BEGIN Data provided
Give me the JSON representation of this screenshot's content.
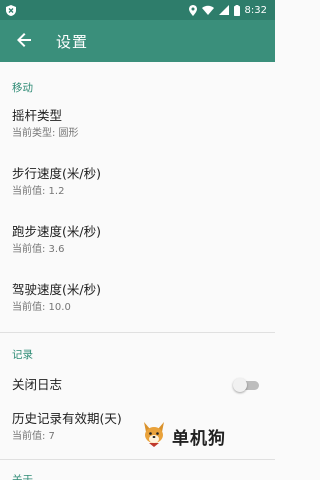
{
  "status_bar": {
    "time": "8:32",
    "icons": [
      "shield-icon",
      "location-icon",
      "wifi-icon",
      "signal-icon",
      "battery-icon"
    ]
  },
  "app_bar": {
    "title": "设置",
    "back_icon": "arrow-left-icon"
  },
  "sections": {
    "movement": {
      "header": "移动",
      "items": [
        {
          "title": "摇杆类型",
          "summary": "当前类型: 圆形"
        },
        {
          "title": "步行速度(米/秒)",
          "summary": "当前值: 1.2"
        },
        {
          "title": "跑步速度(米/秒)",
          "summary": "当前值: 3.6"
        },
        {
          "title": "驾驶速度(米/秒)",
          "summary": "当前值: 10.0"
        }
      ]
    },
    "record": {
      "header": "记录",
      "close_log": {
        "title": "关闭日志",
        "enabled": false
      },
      "history": {
        "title": "历史记录有效期(天)",
        "summary": "当前值: 7"
      }
    },
    "about": {
      "header": "关于"
    }
  },
  "watermark": {
    "text": "单机狗"
  },
  "colors": {
    "status_bar": "#2e7d6b",
    "app_bar": "#3a8f7b",
    "accent": "#2e8b75",
    "background": "#fafafa"
  }
}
END Data provided
Exercise goal
Without the pictures, repeat the listing above exactly.

Answer to this task
Give me the JSON representation of this screenshot's content.
{
  "status_bar": {
    "time": "8:32",
    "icons": [
      "shield-icon",
      "location-icon",
      "wifi-icon",
      "signal-icon",
      "battery-icon"
    ]
  },
  "app_bar": {
    "title": "设置",
    "back_icon": "arrow-left-icon"
  },
  "sections": {
    "movement": {
      "header": "移动",
      "items": [
        {
          "title": "摇杆类型",
          "summary": "当前类型: 圆形"
        },
        {
          "title": "步行速度(米/秒)",
          "summary": "当前值: 1.2"
        },
        {
          "title": "跑步速度(米/秒)",
          "summary": "当前值: 3.6"
        },
        {
          "title": "驾驶速度(米/秒)",
          "summary": "当前值: 10.0"
        }
      ]
    },
    "record": {
      "header": "记录",
      "close_log": {
        "title": "关闭日志",
        "enabled": false
      },
      "history": {
        "title": "历史记录有效期(天)",
        "summary": "当前值: 7"
      }
    },
    "about": {
      "header": "关于"
    }
  },
  "watermark": {
    "text": "单机狗"
  },
  "colors": {
    "status_bar": "#2e7d6b",
    "app_bar": "#3a8f7b",
    "accent": "#2e8b75",
    "background": "#fafafa"
  }
}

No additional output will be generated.